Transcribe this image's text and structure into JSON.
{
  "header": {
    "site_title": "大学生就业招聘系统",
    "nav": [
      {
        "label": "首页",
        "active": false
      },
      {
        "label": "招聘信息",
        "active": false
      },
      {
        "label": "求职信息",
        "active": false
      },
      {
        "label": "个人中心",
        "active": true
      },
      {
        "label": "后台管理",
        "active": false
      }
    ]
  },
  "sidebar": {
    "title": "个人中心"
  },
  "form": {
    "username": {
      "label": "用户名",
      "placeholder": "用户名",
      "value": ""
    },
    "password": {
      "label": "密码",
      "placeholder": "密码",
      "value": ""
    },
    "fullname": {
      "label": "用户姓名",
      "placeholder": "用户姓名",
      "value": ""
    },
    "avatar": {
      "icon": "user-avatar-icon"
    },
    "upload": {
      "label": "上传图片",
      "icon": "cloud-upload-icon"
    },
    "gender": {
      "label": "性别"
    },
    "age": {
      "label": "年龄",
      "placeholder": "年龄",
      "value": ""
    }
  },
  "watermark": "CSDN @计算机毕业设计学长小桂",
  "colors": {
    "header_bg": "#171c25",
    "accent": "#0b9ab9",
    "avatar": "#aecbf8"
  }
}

================================

* Exercise aim: Copy each line that contains the word "icon".

* Written solution:
      "icon": "user-avatar-icon"
      "icon": "cloud-upload-icon"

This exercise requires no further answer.